» **Provided data**
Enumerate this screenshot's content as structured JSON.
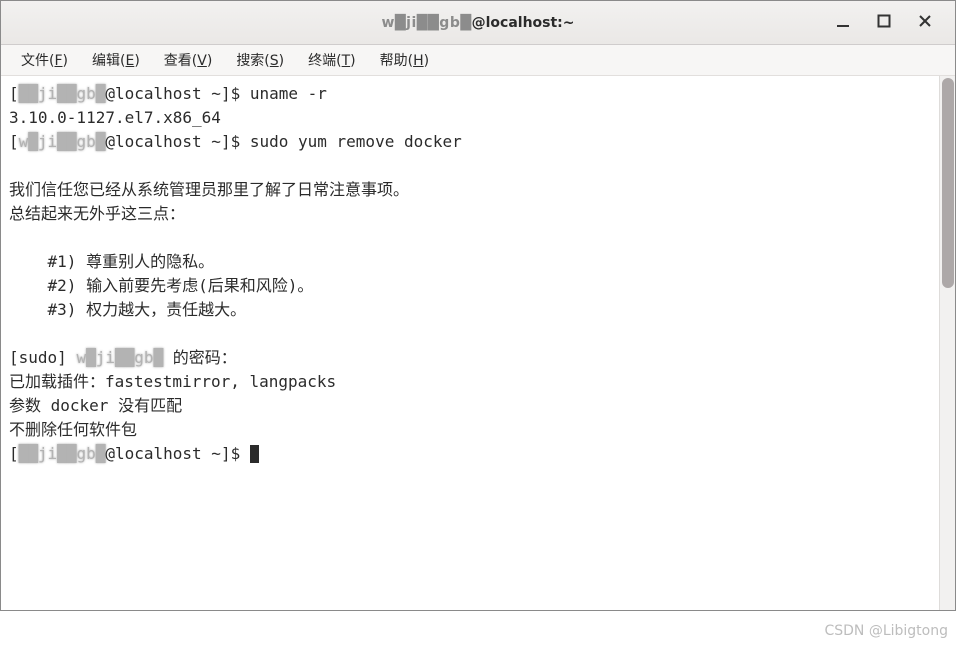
{
  "titlebar": {
    "user_obscured": "w█ji██gb█",
    "at": "@",
    "host": "localhost:~"
  },
  "menu": {
    "file": {
      "label": "文件(",
      "accel": "F",
      "close": ")"
    },
    "edit": {
      "label": "编辑(",
      "accel": "E",
      "close": ")"
    },
    "view": {
      "label": "查看(",
      "accel": "V",
      "close": ")"
    },
    "search": {
      "label": "搜索(",
      "accel": "S",
      "close": ")"
    },
    "terminal": {
      "label": "终端(",
      "accel": "T",
      "close": ")"
    },
    "help": {
      "label": "帮助(",
      "accel": "H",
      "close": ")"
    }
  },
  "terminal": {
    "lines": {
      "l1_a": "[",
      "l1_user": "██ji██gb█",
      "l1_b": "@localhost ~]$ uname -r",
      "l2": "3.10.0-1127.el7.x86_64",
      "l3_a": "[",
      "l3_user": "w█ji██gb█",
      "l3_b": "@localhost ~]$ sudo yum remove docker",
      "l4": "",
      "l5": "我们信任您已经从系统管理员那里了解了日常注意事项。",
      "l6": "总结起来无外乎这三点：",
      "l7": "",
      "l8": "    #1) 尊重别人的隐私。",
      "l9": "    #2) 输入前要先考虑(后果和风险)。",
      "l10": "    #3) 权力越大，责任越大。",
      "l11": "",
      "l12_a": "[sudo] ",
      "l12_user": "w█ji██gb█",
      "l12_b": " 的密码：",
      "l13": "已加载插件：fastestmirror, langpacks",
      "l14": "参数 docker 没有匹配",
      "l15": "不删除任何软件包",
      "l16_a": "[",
      "l16_user": "██ji██gb█",
      "l16_b": "@localhost ~]$ "
    }
  },
  "watermark": "CSDN @Libigtong"
}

» **Work to do**
Quote the data above in full, leaving out the pictures it holds.

» **Right answer**
Enumerate this screenshot's content as structured JSON.
{
  "titlebar": {
    "user_obscured": "w█ji██gb█",
    "at": "@",
    "host": "localhost:~"
  },
  "menu": {
    "file": {
      "label": "文件(",
      "accel": "F",
      "close": ")"
    },
    "edit": {
      "label": "编辑(",
      "accel": "E",
      "close": ")"
    },
    "view": {
      "label": "查看(",
      "accel": "V",
      "close": ")"
    },
    "search": {
      "label": "搜索(",
      "accel": "S",
      "close": ")"
    },
    "terminal": {
      "label": "终端(",
      "accel": "T",
      "close": ")"
    },
    "help": {
      "label": "帮助(",
      "accel": "H",
      "close": ")"
    }
  },
  "terminal": {
    "lines": {
      "l1_a": "[",
      "l1_user": "██ji██gb█",
      "l1_b": "@localhost ~]$ uname -r",
      "l2": "3.10.0-1127.el7.x86_64",
      "l3_a": "[",
      "l3_user": "w█ji██gb█",
      "l3_b": "@localhost ~]$ sudo yum remove docker",
      "l4": "",
      "l5": "我们信任您已经从系统管理员那里了解了日常注意事项。",
      "l6": "总结起来无外乎这三点：",
      "l7": "",
      "l8": "    #1) 尊重别人的隐私。",
      "l9": "    #2) 输入前要先考虑(后果和风险)。",
      "l10": "    #3) 权力越大，责任越大。",
      "l11": "",
      "l12_a": "[sudo] ",
      "l12_user": "w█ji██gb█",
      "l12_b": " 的密码：",
      "l13": "已加载插件：fastestmirror, langpacks",
      "l14": "参数 docker 没有匹配",
      "l15": "不删除任何软件包",
      "l16_a": "[",
      "l16_user": "██ji██gb█",
      "l16_b": "@localhost ~]$ "
    }
  },
  "watermark": "CSDN @Libigtong"
}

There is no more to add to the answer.